# Start of Entries shown
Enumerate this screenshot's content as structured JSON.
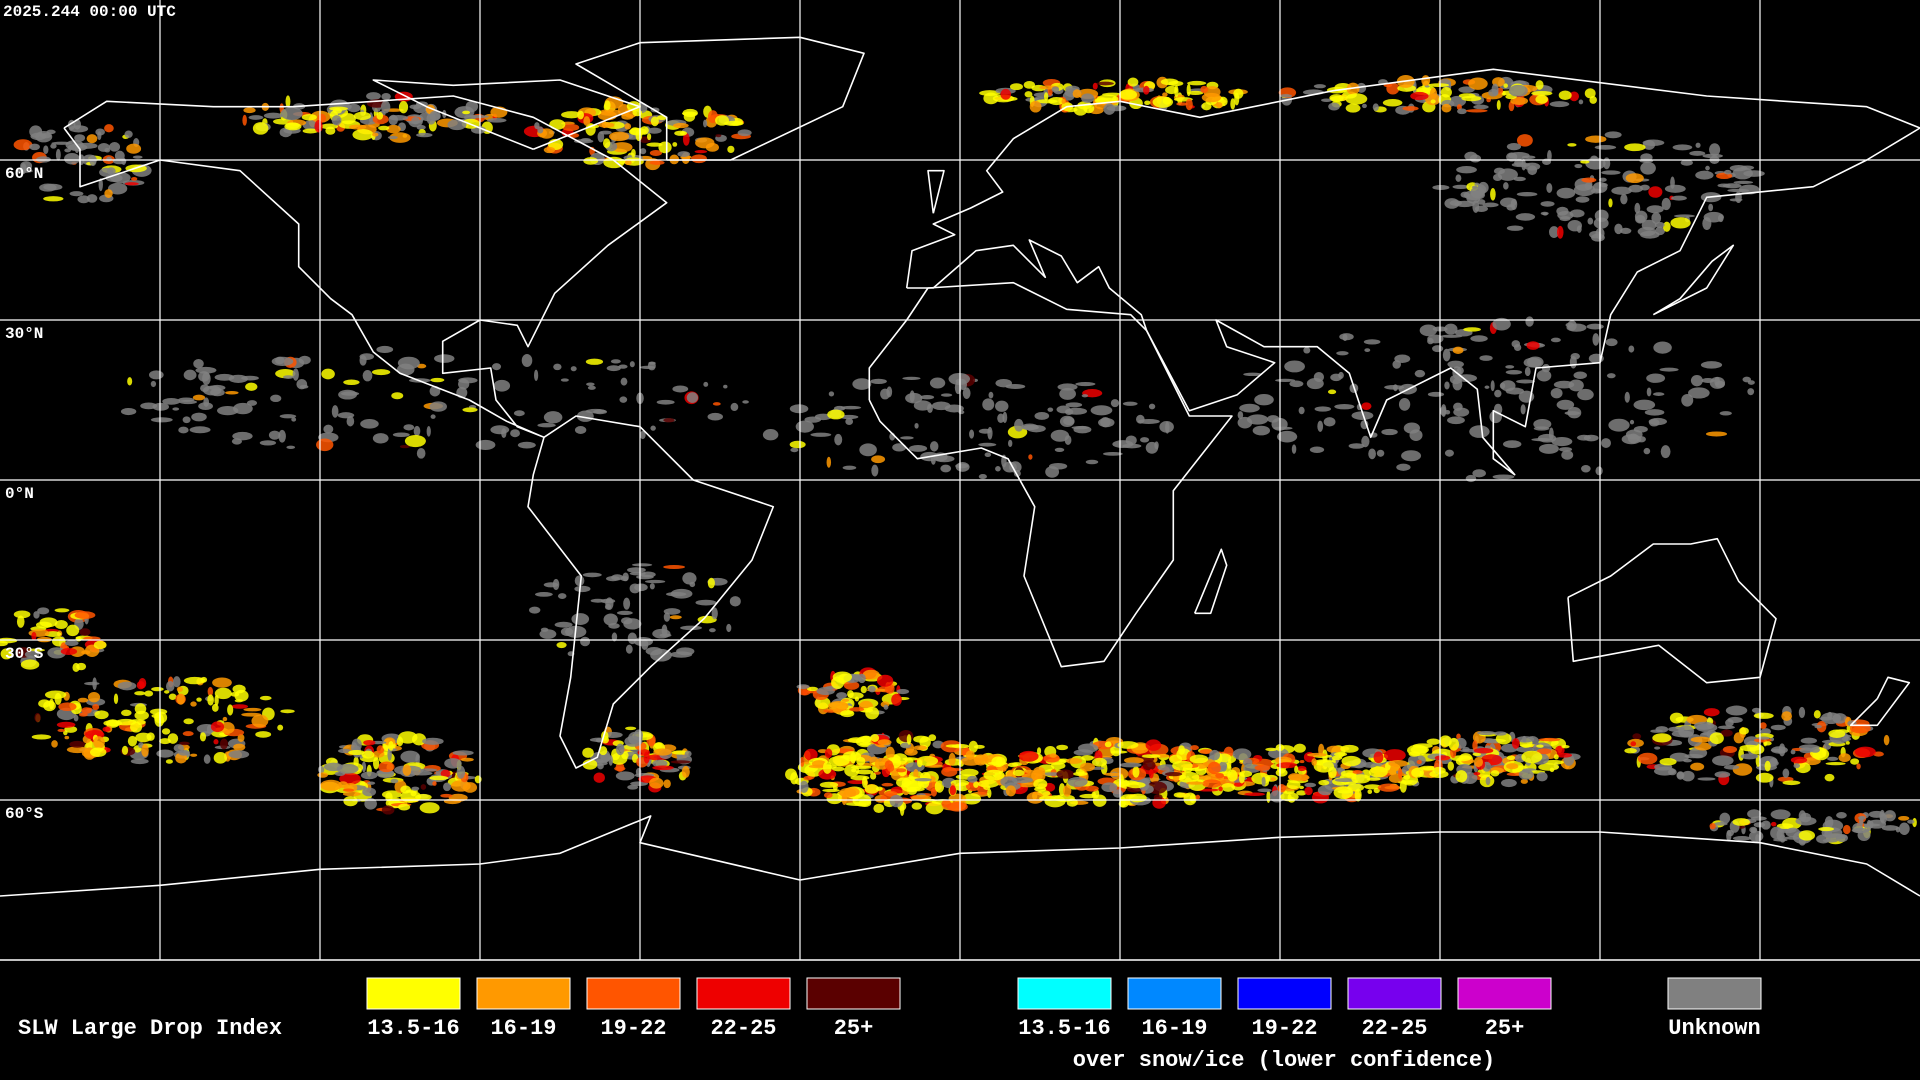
{
  "header": {
    "timestamp": "2025.244 00:00 UTC"
  },
  "map": {
    "latitude_labels": [
      "60°N",
      "30°N",
      "0°N",
      "30°S",
      "60°S"
    ]
  },
  "legend": {
    "title": "SLW Large Drop Index",
    "groups": [
      {
        "items": [
          {
            "label": "13.5-16",
            "color": "#ffff00"
          },
          {
            "label": "16-19",
            "color": "#ff9900"
          },
          {
            "label": "19-22",
            "color": "#ff5500"
          },
          {
            "label": "22-25",
            "color": "#ee0000"
          },
          {
            "label": "25+",
            "color": "#5a0000"
          }
        ]
      },
      {
        "items": [
          {
            "label": "13.5-16",
            "color": "#00ffff"
          },
          {
            "label": "16-19",
            "color": "#0088ff"
          },
          {
            "label": "19-22",
            "color": "#0000ff"
          },
          {
            "label": "22-25",
            "color": "#7700ee"
          },
          {
            "label": "25+",
            "color": "#cc00cc"
          }
        ],
        "caption": "over snow/ice (lower confidence)"
      },
      {
        "items": [
          {
            "label": "Unknown",
            "color": "#808080"
          }
        ]
      }
    ]
  }
}
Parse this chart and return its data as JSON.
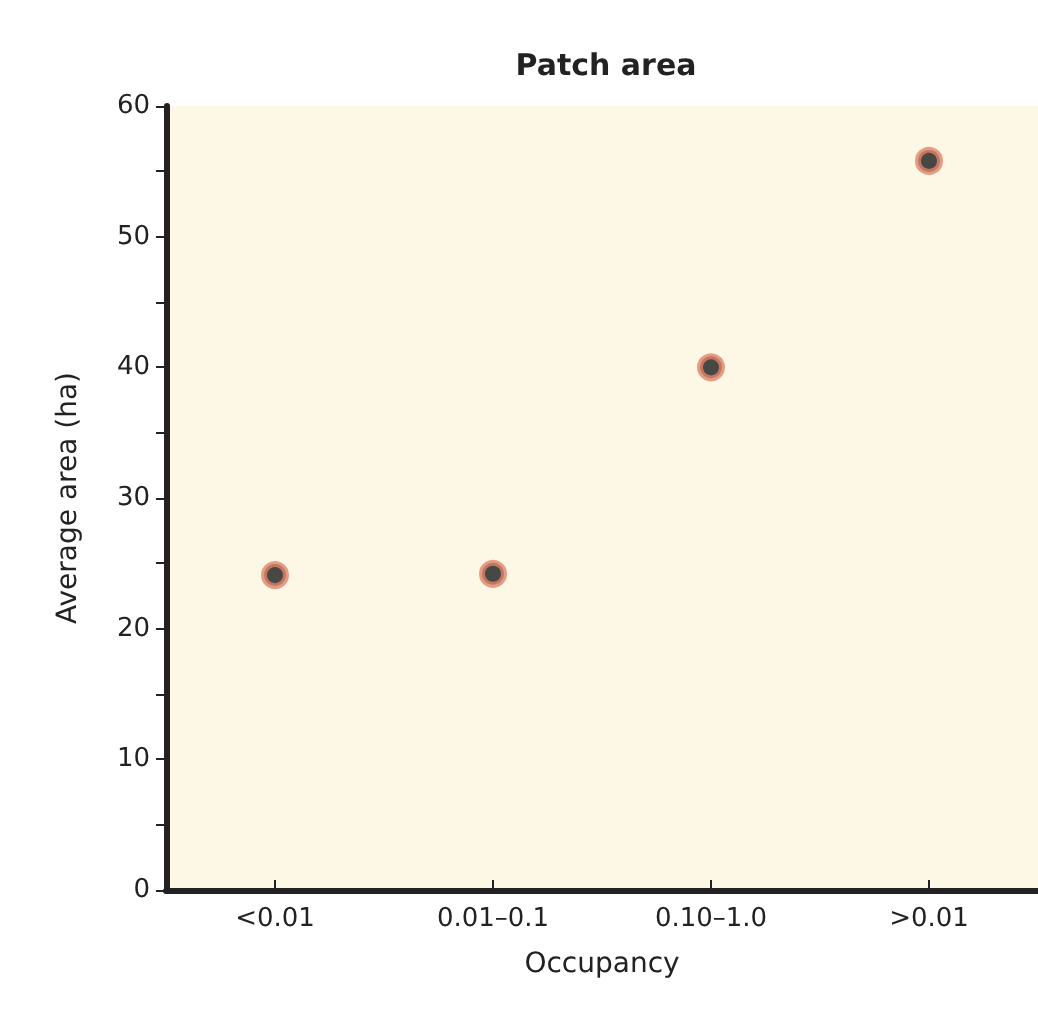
{
  "chart_data": {
    "type": "scatter",
    "title": "Patch area",
    "xlabel": "Occupancy",
    "ylabel": "Average area (ha)",
    "categories": [
      "<0.01",
      "0.01–0.1",
      "0.10–1.0",
      ">0.01"
    ],
    "series": [
      {
        "color": "#e0846a",
        "values": [
          24.1,
          24.2,
          40,
          55.8
        ]
      }
    ],
    "ylim": [
      0,
      60
    ],
    "yticks": [
      0,
      {
        "value": 5,
        "label": null
      },
      10,
      {
        "value": 15,
        "label": null
      },
      20,
      {
        "value": 25,
        "label": null
      },
      30,
      {
        "value": 35,
        "label": null
      },
      40,
      {
        "value": 45,
        "label": null
      },
      50,
      {
        "value": 55,
        "label": null
      },
      60
    ],
    "marker": "circle",
    "grid": false
  }
}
# End of Entries shown
Direction:
Skip the pictures and retype exactly the lines from the one that contains "Parse this chart and return its data as JSON." to the last line of the records.

Answer for this exercise:
Parse this chart and return its data as JSON.
{
  "chart_data": {
    "type": "scatter",
    "title": "Patch area",
    "xlabel": "Occupancy",
    "ylabel": "Average area (ha)",
    "categories": [
      "<0.01",
      "0.01–0.1",
      "0.10–1.0",
      ">0.01"
    ],
    "series": [
      {
        "color": "#e0846a",
        "values": [
          24.1,
          24.2,
          40,
          55.8
        ]
      }
    ],
    "ylim": [
      0,
      60
    ],
    "yticks": [
      0,
      {
        "value": 5,
        "label": null
      },
      10,
      {
        "value": 15,
        "label": null
      },
      20,
      {
        "value": 25,
        "label": null
      },
      30,
      {
        "value": 35,
        "label": null
      },
      40,
      {
        "value": 45,
        "label": null
      },
      50,
      {
        "value": 55,
        "label": null
      },
      60
    ],
    "marker": "circle",
    "grid": false
  }
}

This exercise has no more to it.